Stated problem:
Find the lines with the string "Predicted" and return them.

────────────────────

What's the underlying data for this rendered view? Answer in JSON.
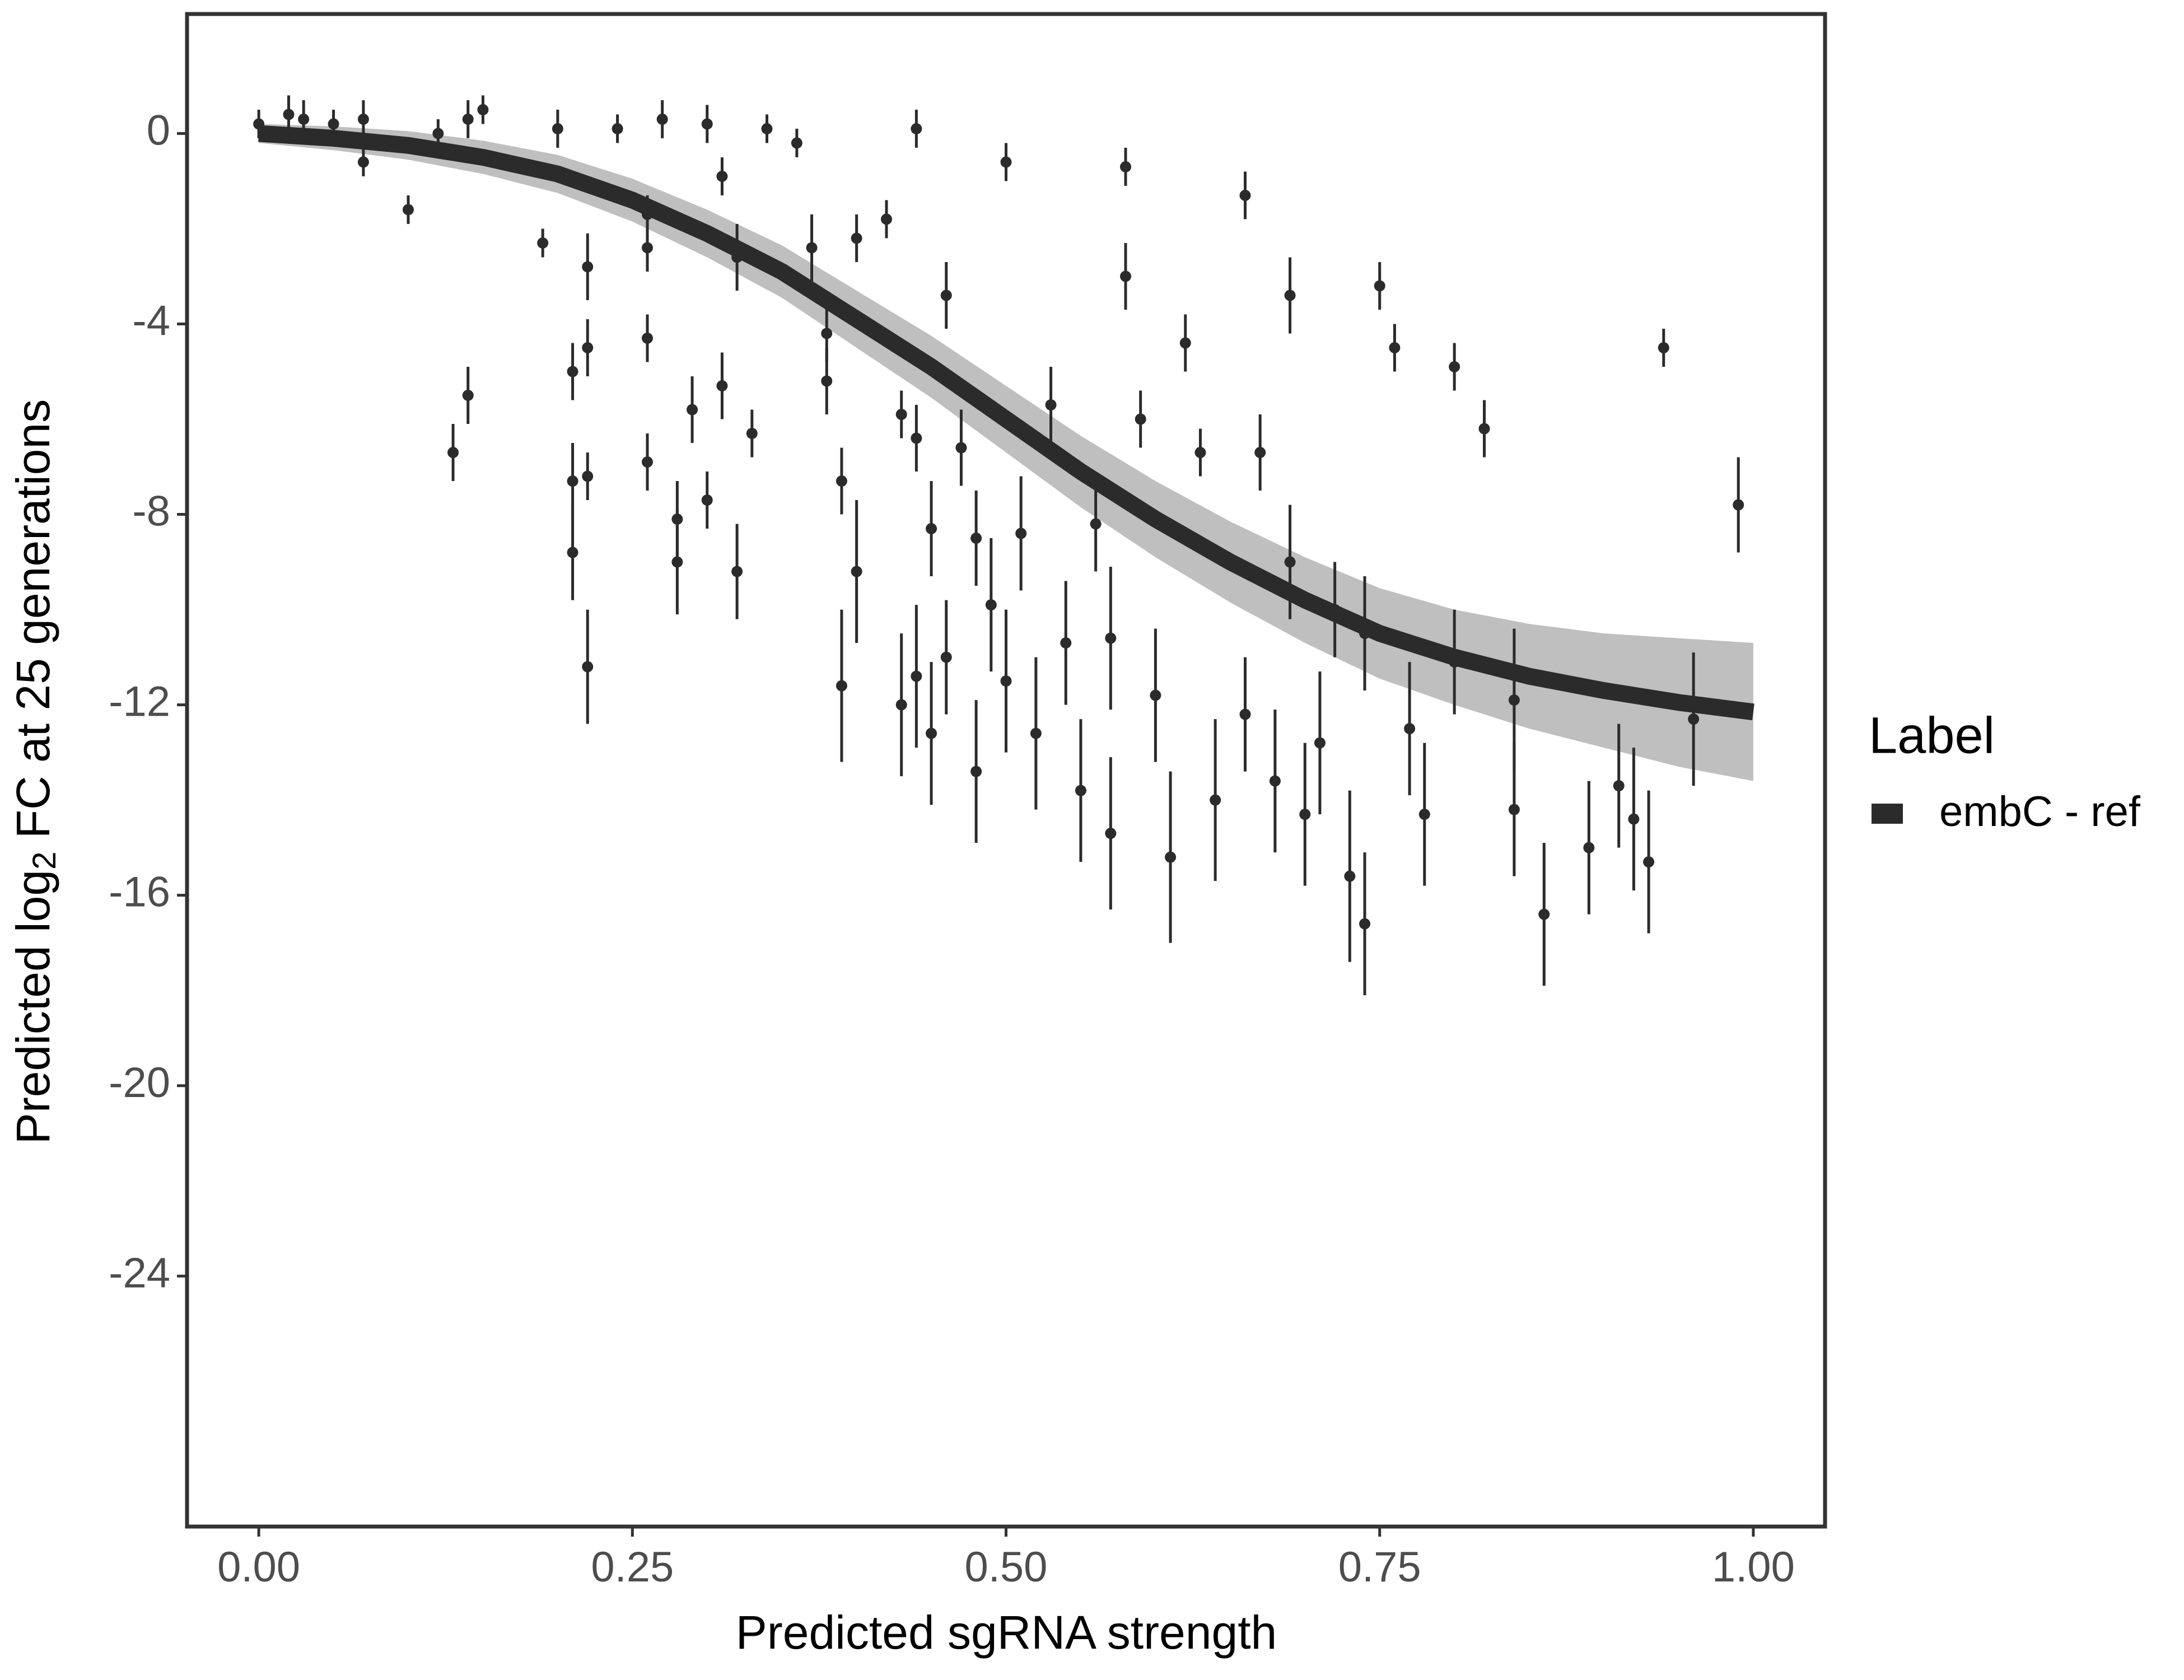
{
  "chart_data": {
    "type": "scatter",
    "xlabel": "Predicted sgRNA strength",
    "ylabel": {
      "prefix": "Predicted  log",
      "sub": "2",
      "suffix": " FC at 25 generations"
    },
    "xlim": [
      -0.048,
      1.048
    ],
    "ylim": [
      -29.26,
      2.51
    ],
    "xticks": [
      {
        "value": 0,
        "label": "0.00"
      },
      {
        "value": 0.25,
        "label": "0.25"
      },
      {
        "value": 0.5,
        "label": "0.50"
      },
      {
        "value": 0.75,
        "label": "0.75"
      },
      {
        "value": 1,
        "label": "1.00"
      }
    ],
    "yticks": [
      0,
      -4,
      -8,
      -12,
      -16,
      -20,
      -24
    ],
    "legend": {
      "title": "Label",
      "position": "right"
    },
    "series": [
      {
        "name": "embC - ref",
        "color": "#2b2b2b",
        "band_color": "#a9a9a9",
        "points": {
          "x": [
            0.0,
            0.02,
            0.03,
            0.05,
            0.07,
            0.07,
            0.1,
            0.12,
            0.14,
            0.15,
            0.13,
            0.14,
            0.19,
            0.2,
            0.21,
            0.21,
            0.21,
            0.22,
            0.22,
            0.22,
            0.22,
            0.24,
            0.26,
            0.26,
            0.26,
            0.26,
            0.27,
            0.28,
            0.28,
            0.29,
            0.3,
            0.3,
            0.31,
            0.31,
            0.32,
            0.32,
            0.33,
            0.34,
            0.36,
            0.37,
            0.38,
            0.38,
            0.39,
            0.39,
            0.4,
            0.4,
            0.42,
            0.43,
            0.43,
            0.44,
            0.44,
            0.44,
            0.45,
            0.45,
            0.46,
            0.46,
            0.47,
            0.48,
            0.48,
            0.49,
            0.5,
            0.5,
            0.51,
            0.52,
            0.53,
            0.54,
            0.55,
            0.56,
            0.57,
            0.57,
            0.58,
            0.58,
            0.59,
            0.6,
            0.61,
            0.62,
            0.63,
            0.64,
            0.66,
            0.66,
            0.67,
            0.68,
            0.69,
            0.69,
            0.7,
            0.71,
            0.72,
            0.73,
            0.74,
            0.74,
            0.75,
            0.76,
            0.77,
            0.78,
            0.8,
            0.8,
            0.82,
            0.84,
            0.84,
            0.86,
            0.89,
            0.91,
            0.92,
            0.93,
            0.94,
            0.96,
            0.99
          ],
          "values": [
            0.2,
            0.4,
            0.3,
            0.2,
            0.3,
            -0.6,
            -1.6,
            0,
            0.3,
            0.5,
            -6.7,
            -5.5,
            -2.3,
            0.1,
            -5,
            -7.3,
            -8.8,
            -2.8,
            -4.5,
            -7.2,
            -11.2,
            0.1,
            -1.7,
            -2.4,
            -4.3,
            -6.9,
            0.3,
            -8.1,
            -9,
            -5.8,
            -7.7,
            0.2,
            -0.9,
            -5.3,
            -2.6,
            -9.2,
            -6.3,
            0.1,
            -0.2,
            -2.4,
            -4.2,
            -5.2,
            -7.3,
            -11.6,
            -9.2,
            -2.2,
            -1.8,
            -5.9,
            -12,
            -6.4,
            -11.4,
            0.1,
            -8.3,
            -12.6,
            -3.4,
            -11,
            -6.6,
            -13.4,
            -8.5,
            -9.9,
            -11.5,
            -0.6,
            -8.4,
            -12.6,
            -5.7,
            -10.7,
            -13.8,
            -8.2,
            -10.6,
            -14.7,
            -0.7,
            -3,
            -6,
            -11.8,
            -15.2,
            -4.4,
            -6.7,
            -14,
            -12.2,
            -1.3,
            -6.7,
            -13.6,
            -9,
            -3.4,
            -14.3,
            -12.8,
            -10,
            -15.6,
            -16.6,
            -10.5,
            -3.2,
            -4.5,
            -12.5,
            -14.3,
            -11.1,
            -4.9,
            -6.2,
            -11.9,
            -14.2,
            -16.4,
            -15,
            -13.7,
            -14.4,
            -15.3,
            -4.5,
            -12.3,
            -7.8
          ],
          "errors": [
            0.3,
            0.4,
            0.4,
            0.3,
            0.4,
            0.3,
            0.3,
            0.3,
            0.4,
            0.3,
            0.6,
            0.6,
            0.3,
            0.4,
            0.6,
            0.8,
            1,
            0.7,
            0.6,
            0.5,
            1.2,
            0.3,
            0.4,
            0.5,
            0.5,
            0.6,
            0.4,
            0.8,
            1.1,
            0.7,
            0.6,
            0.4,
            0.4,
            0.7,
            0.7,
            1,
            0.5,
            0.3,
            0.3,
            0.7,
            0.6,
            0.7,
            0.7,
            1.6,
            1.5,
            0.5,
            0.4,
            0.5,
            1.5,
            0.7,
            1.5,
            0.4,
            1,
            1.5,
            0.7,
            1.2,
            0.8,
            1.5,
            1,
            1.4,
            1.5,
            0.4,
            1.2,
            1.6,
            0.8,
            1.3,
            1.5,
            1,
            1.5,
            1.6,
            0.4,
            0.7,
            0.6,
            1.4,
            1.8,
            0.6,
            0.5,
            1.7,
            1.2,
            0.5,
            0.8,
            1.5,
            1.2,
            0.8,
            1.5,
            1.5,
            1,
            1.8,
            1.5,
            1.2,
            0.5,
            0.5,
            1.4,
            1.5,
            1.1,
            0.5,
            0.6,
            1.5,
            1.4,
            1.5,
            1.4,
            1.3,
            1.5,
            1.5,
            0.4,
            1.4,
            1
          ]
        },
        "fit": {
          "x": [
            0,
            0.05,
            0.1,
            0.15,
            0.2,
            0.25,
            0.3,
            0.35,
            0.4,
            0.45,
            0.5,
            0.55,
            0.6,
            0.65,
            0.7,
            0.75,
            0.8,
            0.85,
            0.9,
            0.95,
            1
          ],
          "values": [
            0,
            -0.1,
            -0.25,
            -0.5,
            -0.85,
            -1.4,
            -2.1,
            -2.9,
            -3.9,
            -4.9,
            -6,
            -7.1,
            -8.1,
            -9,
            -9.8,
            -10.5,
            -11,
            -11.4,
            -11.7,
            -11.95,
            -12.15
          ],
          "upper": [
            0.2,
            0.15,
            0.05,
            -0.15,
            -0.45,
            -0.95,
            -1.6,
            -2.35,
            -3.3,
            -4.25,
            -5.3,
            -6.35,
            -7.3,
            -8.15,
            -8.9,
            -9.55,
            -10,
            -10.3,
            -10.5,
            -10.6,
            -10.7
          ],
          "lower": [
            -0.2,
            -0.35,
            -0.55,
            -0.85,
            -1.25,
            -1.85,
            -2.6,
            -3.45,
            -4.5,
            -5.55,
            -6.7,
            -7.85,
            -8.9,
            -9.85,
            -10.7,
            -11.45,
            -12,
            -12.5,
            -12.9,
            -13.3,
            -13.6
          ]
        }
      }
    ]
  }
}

────────────────────

The output:
    "xlabel": "Predicted sgRNA strength",
      "prefix": "Predicted  log",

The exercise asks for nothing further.